▶ **Instruction**
Retype the whole listing below, character for character.

[Dataset excerpts]
::::::::::
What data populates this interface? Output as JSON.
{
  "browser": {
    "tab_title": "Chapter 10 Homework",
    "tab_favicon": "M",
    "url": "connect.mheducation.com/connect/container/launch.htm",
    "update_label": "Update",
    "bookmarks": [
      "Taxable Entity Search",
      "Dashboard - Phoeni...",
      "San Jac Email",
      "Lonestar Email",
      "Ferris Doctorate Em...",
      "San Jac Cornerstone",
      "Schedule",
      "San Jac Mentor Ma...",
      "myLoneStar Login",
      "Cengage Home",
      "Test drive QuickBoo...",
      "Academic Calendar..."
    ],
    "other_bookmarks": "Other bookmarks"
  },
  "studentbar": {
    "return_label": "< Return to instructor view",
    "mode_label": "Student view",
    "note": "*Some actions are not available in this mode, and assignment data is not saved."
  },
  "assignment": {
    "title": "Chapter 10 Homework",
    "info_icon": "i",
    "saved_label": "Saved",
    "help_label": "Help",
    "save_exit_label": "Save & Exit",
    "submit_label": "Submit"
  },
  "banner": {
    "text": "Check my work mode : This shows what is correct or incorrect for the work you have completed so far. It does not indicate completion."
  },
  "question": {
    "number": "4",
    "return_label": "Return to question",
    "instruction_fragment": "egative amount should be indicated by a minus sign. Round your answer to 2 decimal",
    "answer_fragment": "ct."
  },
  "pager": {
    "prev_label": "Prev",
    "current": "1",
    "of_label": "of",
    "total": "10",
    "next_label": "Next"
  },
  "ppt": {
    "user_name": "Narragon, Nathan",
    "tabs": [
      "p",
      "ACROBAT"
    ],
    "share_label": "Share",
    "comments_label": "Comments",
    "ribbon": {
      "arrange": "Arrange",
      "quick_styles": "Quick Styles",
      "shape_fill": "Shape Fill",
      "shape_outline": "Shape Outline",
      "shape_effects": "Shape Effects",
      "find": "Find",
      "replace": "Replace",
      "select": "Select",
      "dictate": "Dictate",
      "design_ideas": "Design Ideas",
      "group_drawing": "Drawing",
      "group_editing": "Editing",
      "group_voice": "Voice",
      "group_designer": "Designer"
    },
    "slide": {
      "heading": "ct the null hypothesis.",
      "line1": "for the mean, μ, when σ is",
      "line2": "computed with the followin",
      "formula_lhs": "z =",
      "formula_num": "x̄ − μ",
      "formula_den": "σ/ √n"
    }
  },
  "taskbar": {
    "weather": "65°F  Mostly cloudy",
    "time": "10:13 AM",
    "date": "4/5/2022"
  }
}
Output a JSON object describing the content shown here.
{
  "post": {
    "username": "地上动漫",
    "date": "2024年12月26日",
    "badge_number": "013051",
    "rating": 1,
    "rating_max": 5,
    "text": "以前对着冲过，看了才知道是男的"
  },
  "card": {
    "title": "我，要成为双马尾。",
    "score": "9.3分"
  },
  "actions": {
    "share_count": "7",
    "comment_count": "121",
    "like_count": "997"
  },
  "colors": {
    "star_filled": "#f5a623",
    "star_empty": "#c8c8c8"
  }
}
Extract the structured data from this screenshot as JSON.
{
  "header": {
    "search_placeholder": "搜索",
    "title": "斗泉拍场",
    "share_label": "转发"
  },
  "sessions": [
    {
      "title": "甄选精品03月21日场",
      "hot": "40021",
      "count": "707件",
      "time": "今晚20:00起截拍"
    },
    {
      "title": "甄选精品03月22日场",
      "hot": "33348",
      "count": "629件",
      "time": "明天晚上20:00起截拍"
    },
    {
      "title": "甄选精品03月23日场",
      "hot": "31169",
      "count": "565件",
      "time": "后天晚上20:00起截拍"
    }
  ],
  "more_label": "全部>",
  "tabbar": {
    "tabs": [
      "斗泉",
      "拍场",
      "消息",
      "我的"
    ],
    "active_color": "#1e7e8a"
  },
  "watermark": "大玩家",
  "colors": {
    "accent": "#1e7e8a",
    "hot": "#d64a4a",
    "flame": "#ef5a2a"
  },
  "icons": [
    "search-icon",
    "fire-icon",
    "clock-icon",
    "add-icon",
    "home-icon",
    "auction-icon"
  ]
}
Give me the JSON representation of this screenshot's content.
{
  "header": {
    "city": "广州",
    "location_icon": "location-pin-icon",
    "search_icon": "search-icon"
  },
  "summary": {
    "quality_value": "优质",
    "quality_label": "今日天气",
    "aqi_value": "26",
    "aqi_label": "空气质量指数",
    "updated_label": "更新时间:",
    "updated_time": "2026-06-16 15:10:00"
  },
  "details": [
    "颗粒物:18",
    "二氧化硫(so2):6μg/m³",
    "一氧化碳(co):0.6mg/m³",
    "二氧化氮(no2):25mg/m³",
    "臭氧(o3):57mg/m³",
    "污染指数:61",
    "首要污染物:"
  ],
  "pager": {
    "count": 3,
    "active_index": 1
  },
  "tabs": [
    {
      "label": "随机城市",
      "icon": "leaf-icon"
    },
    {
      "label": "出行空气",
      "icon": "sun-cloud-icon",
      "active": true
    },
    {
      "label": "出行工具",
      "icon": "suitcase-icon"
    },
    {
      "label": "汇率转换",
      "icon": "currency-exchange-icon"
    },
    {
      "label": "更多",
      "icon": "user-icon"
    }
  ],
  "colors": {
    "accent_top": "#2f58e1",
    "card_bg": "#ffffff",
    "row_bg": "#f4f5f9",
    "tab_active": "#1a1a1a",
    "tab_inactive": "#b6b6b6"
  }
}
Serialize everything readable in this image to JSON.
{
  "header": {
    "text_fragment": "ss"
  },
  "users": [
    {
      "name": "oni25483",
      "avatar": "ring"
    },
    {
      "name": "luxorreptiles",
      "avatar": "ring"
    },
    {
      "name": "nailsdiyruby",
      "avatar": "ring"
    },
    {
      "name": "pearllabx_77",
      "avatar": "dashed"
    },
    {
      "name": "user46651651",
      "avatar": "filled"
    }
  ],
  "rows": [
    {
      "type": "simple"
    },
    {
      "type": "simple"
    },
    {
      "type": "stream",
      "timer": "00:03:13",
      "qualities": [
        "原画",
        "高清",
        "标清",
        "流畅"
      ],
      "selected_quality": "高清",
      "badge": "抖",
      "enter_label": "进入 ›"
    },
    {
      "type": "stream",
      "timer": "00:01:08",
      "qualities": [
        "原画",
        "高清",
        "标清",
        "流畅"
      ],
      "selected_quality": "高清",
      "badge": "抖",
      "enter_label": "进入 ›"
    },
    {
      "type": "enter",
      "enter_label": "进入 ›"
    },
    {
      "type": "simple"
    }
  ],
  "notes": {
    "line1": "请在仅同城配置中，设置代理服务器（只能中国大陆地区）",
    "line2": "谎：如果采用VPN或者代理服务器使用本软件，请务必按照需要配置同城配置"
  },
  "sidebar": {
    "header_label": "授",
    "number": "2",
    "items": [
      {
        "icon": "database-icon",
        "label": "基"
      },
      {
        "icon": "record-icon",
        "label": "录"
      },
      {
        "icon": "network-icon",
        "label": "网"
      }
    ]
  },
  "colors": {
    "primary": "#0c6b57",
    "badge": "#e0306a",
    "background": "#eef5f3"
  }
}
::::::::::
▶ **Written response**
What data populates this interface? Output as JSON.
{
  "browser": {
    "tab_title": "Chapter 10 Homework",
    "tab_favicon": "M",
    "url": "connect.mheducation.com/connect/container/launch.htm",
    "update_label": "Update",
    "bookmarks": [
      "Taxable Entity Search",
      "Dashboard - Phoeni...",
      "San Jac Email",
      "Lonestar Email",
      "Ferris Doctorate Em...",
      "San Jac Cornerstone",
      "Schedule",
      "San Jac Mentor Ma...",
      "myLoneStar Login",
      "Cengage Home",
      "Test drive QuickBoo...",
      "Academic Calendar..."
    ],
    "other_bookmarks": "Other bookmarks"
  },
  "studentbar": {
    "return_label": "< Return to instructor view",
    "mode_label": "Student view",
    "note": "*Some actions are not available in this mode, and assignment data is not saved."
  },
  "assignment": {
    "title": "Chapter 10 Homework",
    "info_icon": "i",
    "saved_label": "Saved",
    "help_label": "Help",
    "save_exit_label": "Save & Exit",
    "submit_label": "Submit"
  },
  "banner": {
    "text": "Check my work mode : This shows what is correct or incorrect for the work you have completed so far. It does not indicate completion."
  },
  "question": {
    "number": "4",
    "return_label": "Return to question",
    "instruction_fragment": "egative amount should be indicated by a minus sign. Round your answer to 2 decimal",
    "answer_fragment": "ct."
  },
  "pager": {
    "prev_label": "Prev",
    "current": "1",
    "of_label": "of",
    "total": "10",
    "next_label": "Next"
  },
  "ppt": {
    "user_name": "Narragon, Nathan",
    "tabs": [
      "p",
      "ACROBAT"
    ],
    "share_label": "Share",
    "comments_label": "Comments",
    "ribbon": {
      "arrange": "Arrange",
      "quick_styles": "Quick Styles",
      "shape_fill": "Shape Fill",
      "shape_outline": "Shape Outline",
      "shape_effects": "Shape Effects",
      "find": "Find",
      "replace": "Replace",
      "select": "Select",
      "dictate": "Dictate",
      "design_ideas": "Design Ideas",
      "group_drawing": "Drawing",
      "group_editing": "Editing",
      "group_voice": "Voice",
      "group_designer": "Designer"
    },
    "slide": {
      "heading": "ct the null hypothesis.",
      "line1": "for the mean, μ, when σ is",
      "line2": "computed with the followin",
      "formula_lhs": "z =",
      "formula_num": "x̄ − μ",
      "formula_den": "σ/ √n"
    }
  },
  "taskbar": {
    "weather": "65°F  Mostly cloudy",
    "time": "10:13 AM",
    "date": "4/5/2022"
  }
}
Output a JSON object describing the content shown here.
{
  "post": {
    "username": "地上动漫",
    "date": "2024年12月26日",
    "badge_number": "013051",
    "rating": 1,
    "rating_max": 5,
    "text": "以前对着冲过，看了才知道是男的"
  },
  "card": {
    "title": "我，要成为双马尾。",
    "score": "9.3分"
  },
  "actions": {
    "share_count": "7",
    "comment_count": "121",
    "like_count": "997"
  },
  "colors": {
    "star_filled": "#f5a623",
    "star_empty": "#c8c8c8"
  }
}
Extract the structured data from this screenshot as JSON.
{
  "header": {
    "search_placeholder": "搜索",
    "title": "斗泉拍场",
    "share_label": "转发"
  },
  "sessions": [
    {
      "title": "甄选精品03月21日场",
      "hot": "40021",
      "count": "707件",
      "time": "今晚20:00起截拍"
    },
    {
      "title": "甄选精品03月22日场",
      "hot": "33348",
      "count": "629件",
      "time": "明天晚上20:00起截拍"
    },
    {
      "title": "甄选精品03月23日场",
      "hot": "31169",
      "count": "565件",
      "time": "后天晚上20:00起截拍"
    }
  ],
  "more_label": "全部>",
  "tabbar": {
    "tabs": [
      "斗泉",
      "拍场",
      "消息",
      "我的"
    ],
    "active_color": "#1e7e8a"
  },
  "watermark": "大玩家",
  "colors": {
    "accent": "#1e7e8a",
    "hot": "#d64a4a",
    "flame": "#ef5a2a"
  },
  "icons": [
    "search-icon",
    "fire-icon",
    "clock-icon",
    "add-icon",
    "home-icon",
    "auction-icon"
  ]
}
Give me the JSON representation of this screenshot's content.
{
  "header": {
    "city": "广州",
    "location_icon": "location-pin-icon",
    "search_icon": "search-icon"
  },
  "summary": {
    "quality_value": "优质",
    "quality_label": "今日天气",
    "aqi_value": "26",
    "aqi_label": "空气质量指数",
    "updated_label": "更新时间:",
    "updated_time": "2026-06-16 15:10:00"
  },
  "details": [
    "颗粒物:18",
    "二氧化硫(so2):6μg/m³",
    "一氧化碳(co):0.6mg/m³",
    "二氧化氮(no2):25mg/m³",
    "臭氧(o3):57mg/m³",
    "污染指数:61",
    "首要污染物:"
  ],
  "pager": {
    "count": 3,
    "active_index": 1
  },
  "tabs": [
    {
      "label": "随机城市",
      "icon": "leaf-icon"
    },
    {
      "label": "出行空气",
      "icon": "sun-cloud-icon",
      "active": true
    },
    {
      "label": "出行工具",
      "icon": "suitcase-icon"
    },
    {
      "label": "汇率转换",
      "icon": "currency-exchange-icon"
    },
    {
      "label": "更多",
      "icon": "user-icon"
    }
  ],
  "colors": {
    "accent_top": "#2f58e1",
    "card_bg": "#ffffff",
    "row_bg": "#f4f5f9",
    "tab_active": "#1a1a1a",
    "tab_inactive": "#b6b6b6"
  }
}
Serialize everything readable in this image to JSON.
{
  "header": {
    "text_fragment": "ss"
  },
  "users": [
    {
      "name": "oni25483",
      "avatar": "ring"
    },
    {
      "name": "luxorreptiles",
      "avatar": "ring"
    },
    {
      "name": "nailsdiyruby",
      "avatar": "ring"
    },
    {
      "name": "pearllabx_77",
      "avatar": "dashed"
    },
    {
      "name": "user46651651",
      "avatar": "filled"
    }
  ],
  "rows": [
    {
      "type": "simple"
    },
    {
      "type": "simple"
    },
    {
      "type": "stream",
      "timer": "00:03:13",
      "qualities": [
        "原画",
        "高清",
        "标清",
        "流畅"
      ],
      "selected_quality": "高清",
      "badge": "抖",
      "enter_label": "进入 ›"
    },
    {
      "type": "stream",
      "timer": "00:01:08",
      "qualities": [
        "原画",
        "高清",
        "标清",
        "流畅"
      ],
      "selected_quality": "高清",
      "badge": "抖",
      "enter_label": "进入 ›"
    },
    {
      "type": "enter",
      "enter_label": "进入 ›"
    },
    {
      "type": "simple"
    }
  ],
  "notes": {
    "line1": "请在仅同城配置中，设置代理服务器（只能中国大陆地区）",
    "line2": "谎：如果采用VPN或者代理服务器使用本软件，请务必按照需要配置同城配置"
  },
  "sidebar": {
    "header_label": "授",
    "number": "2",
    "items": [
      {
        "icon": "database-icon",
        "label": "基"
      },
      {
        "icon": "record-icon",
        "label": "录"
      },
      {
        "icon": "network-icon",
        "label": "网"
      }
    ]
  },
  "colors": {
    "primary": "#0c6b57",
    "badge": "#e0306a",
    "background": "#eef5f3"
  }
}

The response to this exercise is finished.